WHAT IS REQUIRED: List every line below containing "দরবন".

>> BEGIN THE DATA

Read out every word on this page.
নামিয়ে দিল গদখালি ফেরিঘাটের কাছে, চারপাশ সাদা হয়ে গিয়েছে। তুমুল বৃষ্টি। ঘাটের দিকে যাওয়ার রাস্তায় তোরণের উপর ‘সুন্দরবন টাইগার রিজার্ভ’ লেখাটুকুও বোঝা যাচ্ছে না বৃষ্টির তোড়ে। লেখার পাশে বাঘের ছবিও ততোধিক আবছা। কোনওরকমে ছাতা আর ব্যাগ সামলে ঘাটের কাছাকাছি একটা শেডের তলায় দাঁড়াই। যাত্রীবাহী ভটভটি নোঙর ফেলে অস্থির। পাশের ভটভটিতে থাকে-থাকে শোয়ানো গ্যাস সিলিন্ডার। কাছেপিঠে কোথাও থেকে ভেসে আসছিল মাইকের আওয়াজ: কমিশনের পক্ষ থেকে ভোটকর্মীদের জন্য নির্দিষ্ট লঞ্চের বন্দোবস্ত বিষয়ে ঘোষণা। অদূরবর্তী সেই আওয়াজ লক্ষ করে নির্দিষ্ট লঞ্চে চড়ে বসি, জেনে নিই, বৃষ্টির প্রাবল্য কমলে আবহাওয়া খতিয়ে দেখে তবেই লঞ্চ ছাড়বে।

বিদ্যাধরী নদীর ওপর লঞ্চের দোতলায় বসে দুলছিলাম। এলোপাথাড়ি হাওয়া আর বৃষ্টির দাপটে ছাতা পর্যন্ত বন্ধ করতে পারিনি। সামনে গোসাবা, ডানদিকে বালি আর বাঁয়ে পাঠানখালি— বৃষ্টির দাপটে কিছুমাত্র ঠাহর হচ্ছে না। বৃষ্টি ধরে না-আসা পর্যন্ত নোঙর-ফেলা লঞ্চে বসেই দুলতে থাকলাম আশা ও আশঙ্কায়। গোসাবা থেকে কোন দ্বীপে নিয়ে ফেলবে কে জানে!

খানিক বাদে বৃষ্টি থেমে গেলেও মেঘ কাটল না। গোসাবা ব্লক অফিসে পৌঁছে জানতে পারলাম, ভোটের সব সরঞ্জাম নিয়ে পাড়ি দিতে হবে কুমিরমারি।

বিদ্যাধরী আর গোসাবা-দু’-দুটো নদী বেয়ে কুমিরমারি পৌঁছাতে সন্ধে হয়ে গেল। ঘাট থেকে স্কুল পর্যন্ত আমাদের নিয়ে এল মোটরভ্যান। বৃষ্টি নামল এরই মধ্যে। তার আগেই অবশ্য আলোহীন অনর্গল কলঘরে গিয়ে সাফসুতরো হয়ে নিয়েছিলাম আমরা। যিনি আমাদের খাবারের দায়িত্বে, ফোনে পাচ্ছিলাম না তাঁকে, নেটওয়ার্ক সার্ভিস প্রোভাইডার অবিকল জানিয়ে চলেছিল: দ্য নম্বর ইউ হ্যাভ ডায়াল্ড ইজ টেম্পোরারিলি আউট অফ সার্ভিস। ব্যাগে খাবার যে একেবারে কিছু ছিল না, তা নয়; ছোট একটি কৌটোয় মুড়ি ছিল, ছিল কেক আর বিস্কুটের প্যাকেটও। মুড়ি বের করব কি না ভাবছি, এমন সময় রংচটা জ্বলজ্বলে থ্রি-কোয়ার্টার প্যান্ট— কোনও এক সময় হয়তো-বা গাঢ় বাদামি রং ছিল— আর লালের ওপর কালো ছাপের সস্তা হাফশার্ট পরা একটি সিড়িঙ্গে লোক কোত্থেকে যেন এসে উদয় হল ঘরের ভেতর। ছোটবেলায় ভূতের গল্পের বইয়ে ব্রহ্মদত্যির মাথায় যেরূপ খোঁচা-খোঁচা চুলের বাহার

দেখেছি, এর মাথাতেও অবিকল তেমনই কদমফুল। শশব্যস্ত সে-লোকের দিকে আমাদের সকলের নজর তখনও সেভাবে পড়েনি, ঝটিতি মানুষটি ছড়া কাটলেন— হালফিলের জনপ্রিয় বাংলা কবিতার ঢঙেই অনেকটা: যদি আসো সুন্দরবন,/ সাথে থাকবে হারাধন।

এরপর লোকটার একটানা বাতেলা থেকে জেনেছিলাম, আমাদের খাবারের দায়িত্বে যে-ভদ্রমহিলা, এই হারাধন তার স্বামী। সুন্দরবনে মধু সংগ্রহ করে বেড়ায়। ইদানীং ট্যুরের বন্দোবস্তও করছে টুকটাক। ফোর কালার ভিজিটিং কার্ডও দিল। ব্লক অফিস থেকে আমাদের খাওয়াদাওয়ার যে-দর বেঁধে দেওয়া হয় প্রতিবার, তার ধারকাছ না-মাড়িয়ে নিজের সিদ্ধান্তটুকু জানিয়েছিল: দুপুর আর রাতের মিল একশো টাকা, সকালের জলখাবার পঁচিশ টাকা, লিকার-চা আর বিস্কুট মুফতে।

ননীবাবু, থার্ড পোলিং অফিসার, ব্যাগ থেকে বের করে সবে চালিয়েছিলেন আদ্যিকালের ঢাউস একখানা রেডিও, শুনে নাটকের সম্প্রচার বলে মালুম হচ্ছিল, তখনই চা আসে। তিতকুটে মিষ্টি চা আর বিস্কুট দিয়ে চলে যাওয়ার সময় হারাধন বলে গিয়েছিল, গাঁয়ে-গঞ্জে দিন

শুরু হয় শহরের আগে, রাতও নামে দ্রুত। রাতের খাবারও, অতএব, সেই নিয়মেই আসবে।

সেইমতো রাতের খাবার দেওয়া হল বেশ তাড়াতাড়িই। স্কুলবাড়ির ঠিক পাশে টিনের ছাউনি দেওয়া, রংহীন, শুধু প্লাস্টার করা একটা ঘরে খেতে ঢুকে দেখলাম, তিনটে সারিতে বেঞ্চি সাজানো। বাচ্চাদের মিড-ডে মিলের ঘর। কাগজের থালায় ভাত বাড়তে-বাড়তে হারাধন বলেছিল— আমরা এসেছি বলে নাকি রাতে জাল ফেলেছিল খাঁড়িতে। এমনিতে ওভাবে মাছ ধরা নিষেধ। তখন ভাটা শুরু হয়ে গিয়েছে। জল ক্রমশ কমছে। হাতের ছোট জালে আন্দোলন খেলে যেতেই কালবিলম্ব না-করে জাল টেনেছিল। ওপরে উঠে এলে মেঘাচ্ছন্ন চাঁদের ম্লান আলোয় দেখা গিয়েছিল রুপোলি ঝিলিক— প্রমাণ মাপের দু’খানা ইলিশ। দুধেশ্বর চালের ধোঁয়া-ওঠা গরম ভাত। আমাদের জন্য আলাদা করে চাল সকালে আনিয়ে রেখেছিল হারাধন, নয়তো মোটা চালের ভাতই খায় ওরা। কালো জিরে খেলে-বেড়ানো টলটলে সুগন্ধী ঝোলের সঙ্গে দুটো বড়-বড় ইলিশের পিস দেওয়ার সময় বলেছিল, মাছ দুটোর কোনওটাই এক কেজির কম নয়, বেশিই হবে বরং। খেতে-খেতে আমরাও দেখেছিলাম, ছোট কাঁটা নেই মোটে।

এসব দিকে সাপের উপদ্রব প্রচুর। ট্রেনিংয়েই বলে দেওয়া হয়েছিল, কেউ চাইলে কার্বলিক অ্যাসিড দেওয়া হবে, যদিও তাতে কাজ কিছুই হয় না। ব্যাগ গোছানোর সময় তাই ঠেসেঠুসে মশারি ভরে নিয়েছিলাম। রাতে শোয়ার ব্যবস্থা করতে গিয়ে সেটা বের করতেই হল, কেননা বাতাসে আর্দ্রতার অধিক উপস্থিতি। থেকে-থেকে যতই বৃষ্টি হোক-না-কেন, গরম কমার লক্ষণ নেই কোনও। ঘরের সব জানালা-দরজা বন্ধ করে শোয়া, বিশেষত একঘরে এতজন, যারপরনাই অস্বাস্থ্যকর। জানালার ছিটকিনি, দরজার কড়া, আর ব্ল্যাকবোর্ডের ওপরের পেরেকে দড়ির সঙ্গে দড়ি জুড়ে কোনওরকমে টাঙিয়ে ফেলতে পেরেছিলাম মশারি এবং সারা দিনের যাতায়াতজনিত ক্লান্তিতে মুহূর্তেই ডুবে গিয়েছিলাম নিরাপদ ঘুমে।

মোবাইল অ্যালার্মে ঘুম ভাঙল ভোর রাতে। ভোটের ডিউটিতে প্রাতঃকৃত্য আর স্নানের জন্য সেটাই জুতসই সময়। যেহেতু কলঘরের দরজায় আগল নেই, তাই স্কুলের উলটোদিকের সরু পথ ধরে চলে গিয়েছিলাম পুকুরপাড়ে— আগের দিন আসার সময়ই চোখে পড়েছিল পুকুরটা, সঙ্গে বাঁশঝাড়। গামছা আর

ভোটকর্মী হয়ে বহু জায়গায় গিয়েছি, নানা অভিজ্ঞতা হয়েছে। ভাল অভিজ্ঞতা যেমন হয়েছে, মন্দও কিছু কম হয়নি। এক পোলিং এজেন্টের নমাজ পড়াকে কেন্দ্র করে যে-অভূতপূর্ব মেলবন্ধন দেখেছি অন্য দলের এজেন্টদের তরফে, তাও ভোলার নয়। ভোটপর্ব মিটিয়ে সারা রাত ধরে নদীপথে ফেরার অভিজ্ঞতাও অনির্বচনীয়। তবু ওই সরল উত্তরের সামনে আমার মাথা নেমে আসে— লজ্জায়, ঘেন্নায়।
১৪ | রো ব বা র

>> END THE DATA

OUTPUT FOR THIS TASK:
নামিয়ে দিল গদখালি ফেরিঘাটের কাছে, চারপাশ সাদা হয়ে গিয়েছে। তুমুল বৃষ্টি। ঘাটের দিকে যাওয়ার রাস্তায় তোরণের উপর ‘সুন্দরবন টাইগার রিজার্ভ’ লেখাটুকুও বোঝা যাচ্ছে না বৃষ্টির তোড়ে। লেখার পাশে বাঘের ছবিও ততোধিক আবছা। কোনওরকমে ছাতা আর ব্যাগ সামলে ঘাটের কাছাকাছি একটা শেডের তলায় দাঁড়াই। যাত্রীবাহী ভটভটি নোঙর ফেলে অস্থির। পাশের ভটভটিতে থাকে-থাকে শোয়ানো গ্যাস সিলিন্ডার। কাছেপিঠে কোথাও থেকে ভেসে আসছিল মাইকের আওয়াজ: কমিশনের পক্ষ থেকে ভোটকর্মীদের জন্য নির্দিষ্ট লঞ্চের বন্দোবস্ত বিষয়ে ঘোষণা। অদূরবর্তী সেই আওয়াজ লক্ষ করে নির্দিষ্ট লঞ্চে চড়ে বসি, জেনে নিই, বৃষ্টির প্রাবল্য কমলে আবহাওয়া খতিয়ে দেখে তবেই লঞ্চ ছাড়বে।
দেখেছি, এর মাথাতেও অবিকল তেমনই কদমফুল। শশব্যস্ত সে-লোকের দিকে আমাদের সকলের নজর তখনও সেভাবে পড়েনি, ঝটিতি মানুষটি ছড়া কাটলেন— হালফিলের জনপ্রিয় বাংলা কবিতার ঢঙেই অনেকটা: যদি আসো সুন্দরবন,/ সাথে থাকবে হারাধন।
এরপর লোকটার একটানা বাতেলা থেকে জেনেছিলাম, আমাদের খাবারের দায়িত্বে যে-ভদ্রমহিলা, এই হারাধন তার স্বামী। সুন্দরবনে মধু সংগ্রহ করে বেড়ায়। ইদানীং ট্যুরের বন্দোবস্তও করছে টুকটাক। ফোর কালার ভিজিটিং কার্ডও দিল। ব্লক অফিস থেকে আমাদের খাওয়াদাওয়ার যে-দর বেঁধে দেওয়া হয় প্রতিবার, তার ধারকাছ না-মাড়িয়ে নিজের সিদ্ধান্তটুকু জানিয়েছিল: দুপুর আর রাতের মিল একশো টাকা, সকালের জলখাবার পঁচিশ টাকা, লিকার-চা আর বিস্কুট মুফতে।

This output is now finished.